WRITTEN INSTRUCTION: Say how many lines include the word "demais". Reply with nothing but the number.

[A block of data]
⁂

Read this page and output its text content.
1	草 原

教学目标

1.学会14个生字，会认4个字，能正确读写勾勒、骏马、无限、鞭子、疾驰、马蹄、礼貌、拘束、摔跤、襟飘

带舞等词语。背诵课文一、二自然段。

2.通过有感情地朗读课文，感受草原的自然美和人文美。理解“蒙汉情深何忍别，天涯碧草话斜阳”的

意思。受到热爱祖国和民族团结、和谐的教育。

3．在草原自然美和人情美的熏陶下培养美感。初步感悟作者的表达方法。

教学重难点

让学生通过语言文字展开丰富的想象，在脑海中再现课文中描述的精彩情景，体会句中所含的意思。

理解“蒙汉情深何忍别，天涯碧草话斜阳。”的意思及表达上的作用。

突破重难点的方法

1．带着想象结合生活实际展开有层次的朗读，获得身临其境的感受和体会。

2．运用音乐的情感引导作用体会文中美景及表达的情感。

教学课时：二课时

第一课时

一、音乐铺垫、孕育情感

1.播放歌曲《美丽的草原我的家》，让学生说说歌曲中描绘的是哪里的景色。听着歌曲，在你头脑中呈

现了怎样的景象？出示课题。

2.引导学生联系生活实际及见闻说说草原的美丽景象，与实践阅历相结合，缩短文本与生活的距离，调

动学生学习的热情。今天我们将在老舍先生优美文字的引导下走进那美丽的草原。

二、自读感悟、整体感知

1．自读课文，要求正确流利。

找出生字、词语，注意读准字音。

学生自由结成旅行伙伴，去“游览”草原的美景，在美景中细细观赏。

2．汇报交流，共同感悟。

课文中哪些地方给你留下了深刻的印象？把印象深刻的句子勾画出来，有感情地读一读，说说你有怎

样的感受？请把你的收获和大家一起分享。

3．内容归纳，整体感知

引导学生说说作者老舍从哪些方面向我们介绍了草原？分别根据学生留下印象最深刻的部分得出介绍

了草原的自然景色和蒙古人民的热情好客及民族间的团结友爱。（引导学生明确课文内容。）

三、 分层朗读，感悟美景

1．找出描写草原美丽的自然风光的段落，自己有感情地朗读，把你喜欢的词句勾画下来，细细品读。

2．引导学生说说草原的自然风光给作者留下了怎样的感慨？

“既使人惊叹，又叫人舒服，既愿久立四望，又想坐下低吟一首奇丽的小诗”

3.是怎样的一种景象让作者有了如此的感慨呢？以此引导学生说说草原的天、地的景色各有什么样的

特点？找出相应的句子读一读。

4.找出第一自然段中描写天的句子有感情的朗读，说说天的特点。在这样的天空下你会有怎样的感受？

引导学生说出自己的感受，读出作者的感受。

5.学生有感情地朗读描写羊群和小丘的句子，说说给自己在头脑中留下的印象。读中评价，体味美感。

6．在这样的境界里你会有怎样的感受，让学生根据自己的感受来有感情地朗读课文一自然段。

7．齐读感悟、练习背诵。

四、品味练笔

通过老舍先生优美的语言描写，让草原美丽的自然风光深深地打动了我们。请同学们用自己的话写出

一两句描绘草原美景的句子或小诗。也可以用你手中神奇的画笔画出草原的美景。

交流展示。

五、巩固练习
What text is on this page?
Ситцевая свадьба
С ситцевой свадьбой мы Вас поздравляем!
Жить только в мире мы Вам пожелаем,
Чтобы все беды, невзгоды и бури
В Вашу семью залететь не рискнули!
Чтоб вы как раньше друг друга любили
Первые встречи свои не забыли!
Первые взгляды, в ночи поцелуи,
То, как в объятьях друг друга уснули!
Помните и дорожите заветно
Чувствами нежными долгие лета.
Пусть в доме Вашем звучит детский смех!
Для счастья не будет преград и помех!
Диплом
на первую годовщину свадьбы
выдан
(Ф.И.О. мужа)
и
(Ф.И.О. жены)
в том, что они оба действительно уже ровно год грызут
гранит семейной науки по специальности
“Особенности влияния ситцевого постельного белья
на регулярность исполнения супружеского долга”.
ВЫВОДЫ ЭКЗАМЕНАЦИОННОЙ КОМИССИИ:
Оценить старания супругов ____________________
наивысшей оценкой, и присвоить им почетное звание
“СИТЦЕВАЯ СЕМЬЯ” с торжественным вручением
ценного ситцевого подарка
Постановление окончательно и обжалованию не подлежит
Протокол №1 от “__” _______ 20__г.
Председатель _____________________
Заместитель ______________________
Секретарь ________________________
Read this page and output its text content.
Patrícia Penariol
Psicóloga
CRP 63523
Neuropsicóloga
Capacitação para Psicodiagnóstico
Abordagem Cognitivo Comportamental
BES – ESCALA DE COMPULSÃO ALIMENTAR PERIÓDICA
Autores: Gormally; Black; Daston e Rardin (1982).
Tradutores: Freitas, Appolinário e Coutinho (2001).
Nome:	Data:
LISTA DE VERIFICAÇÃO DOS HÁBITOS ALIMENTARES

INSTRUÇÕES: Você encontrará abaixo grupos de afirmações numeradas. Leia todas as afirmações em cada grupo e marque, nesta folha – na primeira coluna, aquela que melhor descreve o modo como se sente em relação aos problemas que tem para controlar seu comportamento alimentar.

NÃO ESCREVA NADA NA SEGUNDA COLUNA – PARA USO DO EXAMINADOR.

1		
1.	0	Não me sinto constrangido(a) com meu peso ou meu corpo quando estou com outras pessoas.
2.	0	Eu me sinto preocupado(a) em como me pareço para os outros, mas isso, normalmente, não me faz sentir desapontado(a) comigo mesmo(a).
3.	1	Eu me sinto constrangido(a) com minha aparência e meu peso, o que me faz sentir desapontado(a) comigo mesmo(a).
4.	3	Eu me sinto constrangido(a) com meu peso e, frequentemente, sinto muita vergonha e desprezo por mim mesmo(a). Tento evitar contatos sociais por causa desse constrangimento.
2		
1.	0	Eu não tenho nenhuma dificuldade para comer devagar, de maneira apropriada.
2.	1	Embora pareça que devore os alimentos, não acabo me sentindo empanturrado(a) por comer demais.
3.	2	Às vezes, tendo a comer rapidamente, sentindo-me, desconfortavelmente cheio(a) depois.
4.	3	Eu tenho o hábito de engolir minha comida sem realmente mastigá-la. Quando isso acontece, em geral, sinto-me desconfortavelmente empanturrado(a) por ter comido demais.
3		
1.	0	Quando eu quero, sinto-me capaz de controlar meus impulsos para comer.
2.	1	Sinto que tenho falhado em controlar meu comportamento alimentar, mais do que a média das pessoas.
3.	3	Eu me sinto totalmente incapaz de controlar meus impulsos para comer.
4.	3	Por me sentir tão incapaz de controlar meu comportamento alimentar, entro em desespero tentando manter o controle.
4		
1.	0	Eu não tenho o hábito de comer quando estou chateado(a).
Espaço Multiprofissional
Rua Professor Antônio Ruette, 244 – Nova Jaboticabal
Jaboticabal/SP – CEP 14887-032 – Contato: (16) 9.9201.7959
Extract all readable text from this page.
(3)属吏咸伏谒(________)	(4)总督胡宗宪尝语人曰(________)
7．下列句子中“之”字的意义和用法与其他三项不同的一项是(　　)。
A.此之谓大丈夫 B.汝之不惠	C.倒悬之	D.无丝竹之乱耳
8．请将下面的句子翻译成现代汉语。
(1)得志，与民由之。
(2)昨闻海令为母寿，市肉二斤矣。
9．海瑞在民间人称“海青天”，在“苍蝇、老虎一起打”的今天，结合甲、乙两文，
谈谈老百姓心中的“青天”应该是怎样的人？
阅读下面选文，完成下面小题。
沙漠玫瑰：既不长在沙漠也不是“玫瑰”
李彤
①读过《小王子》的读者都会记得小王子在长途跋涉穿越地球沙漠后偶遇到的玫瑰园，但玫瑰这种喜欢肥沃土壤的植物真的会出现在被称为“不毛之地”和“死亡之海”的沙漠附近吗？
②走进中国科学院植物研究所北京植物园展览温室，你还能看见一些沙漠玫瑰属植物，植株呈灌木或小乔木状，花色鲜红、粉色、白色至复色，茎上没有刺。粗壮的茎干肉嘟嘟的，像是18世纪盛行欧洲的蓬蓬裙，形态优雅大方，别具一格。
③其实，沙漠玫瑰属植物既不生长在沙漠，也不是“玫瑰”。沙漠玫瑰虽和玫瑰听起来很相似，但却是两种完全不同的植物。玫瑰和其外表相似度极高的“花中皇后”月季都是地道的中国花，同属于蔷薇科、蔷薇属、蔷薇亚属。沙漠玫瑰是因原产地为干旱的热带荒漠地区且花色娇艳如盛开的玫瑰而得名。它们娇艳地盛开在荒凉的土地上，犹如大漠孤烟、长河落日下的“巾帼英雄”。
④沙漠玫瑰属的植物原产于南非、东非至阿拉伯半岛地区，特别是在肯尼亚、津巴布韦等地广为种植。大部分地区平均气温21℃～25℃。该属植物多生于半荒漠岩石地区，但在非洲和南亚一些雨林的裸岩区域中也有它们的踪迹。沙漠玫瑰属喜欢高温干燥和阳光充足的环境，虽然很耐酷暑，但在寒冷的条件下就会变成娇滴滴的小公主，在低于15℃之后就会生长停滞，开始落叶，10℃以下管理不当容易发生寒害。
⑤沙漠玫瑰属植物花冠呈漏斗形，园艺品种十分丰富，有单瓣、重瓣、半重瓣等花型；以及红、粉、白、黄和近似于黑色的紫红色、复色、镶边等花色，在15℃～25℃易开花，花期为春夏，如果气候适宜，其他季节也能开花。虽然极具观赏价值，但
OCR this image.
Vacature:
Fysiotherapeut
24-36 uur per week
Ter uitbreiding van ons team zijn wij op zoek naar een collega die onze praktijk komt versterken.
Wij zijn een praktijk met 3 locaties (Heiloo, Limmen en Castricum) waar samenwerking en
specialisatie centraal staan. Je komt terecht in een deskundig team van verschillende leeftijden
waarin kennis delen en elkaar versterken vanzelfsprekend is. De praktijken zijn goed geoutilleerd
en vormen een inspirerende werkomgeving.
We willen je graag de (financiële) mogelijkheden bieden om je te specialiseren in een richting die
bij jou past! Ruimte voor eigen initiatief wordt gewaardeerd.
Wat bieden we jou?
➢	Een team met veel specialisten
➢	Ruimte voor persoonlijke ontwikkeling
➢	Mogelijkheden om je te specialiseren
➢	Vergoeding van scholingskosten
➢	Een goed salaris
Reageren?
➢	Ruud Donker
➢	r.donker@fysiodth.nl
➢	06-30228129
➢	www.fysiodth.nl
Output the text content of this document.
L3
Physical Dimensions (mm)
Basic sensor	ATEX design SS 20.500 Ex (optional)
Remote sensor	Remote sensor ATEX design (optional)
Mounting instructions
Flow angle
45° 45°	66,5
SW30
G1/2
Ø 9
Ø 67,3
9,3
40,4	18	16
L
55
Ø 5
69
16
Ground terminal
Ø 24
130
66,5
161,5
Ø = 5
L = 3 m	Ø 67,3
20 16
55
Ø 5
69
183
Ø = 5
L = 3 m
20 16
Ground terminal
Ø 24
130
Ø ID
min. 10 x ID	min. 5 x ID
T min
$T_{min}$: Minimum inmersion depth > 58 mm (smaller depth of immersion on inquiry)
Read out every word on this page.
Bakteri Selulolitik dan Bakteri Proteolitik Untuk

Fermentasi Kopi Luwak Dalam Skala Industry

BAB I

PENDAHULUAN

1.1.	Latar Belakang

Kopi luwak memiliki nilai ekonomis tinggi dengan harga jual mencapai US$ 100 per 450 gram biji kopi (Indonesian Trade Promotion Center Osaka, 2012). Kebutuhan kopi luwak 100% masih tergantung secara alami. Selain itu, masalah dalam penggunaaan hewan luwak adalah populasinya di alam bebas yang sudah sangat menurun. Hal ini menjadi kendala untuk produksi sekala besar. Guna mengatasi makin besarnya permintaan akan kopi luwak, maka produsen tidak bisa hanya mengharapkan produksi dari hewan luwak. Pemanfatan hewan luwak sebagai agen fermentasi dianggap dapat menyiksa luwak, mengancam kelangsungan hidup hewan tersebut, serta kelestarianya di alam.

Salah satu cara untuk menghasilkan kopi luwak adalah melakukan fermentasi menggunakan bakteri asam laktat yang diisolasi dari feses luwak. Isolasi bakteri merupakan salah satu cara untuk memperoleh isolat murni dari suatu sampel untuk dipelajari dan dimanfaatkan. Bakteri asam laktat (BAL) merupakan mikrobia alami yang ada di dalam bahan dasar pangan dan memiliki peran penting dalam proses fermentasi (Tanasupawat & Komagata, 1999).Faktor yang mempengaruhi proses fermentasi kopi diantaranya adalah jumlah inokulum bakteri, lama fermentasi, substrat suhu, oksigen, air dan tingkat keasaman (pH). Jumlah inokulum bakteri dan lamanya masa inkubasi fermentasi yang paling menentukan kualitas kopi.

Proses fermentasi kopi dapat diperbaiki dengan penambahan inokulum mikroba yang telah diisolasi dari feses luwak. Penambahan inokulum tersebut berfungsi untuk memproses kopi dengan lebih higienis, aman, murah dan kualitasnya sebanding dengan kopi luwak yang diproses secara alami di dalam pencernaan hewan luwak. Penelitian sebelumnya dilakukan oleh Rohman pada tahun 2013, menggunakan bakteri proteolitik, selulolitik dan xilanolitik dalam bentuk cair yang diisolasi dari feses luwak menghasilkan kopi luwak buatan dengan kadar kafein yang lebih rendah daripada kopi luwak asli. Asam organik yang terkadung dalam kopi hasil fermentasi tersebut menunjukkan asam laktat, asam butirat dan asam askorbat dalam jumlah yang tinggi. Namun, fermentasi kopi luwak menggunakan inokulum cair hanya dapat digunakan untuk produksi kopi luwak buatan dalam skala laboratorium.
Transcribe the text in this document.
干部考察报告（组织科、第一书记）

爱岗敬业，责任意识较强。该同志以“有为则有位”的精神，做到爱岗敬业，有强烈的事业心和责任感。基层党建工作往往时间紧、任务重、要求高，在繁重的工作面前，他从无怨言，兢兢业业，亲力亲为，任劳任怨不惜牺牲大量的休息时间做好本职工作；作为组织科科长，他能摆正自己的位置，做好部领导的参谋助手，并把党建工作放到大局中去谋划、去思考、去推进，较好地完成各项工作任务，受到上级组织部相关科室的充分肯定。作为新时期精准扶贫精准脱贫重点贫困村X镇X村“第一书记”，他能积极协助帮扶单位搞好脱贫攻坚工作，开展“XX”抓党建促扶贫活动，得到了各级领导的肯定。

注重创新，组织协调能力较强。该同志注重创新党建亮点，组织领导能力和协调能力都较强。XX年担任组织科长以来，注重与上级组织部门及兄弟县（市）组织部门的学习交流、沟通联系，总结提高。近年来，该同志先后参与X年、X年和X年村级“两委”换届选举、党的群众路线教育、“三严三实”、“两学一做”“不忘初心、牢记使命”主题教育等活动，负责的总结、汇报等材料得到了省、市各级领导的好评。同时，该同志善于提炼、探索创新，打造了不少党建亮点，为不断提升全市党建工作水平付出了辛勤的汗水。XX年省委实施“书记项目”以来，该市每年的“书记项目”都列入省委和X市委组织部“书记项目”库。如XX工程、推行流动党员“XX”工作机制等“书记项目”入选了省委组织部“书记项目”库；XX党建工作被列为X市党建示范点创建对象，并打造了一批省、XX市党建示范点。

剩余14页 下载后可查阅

⁂

CORRECT RESULT: 2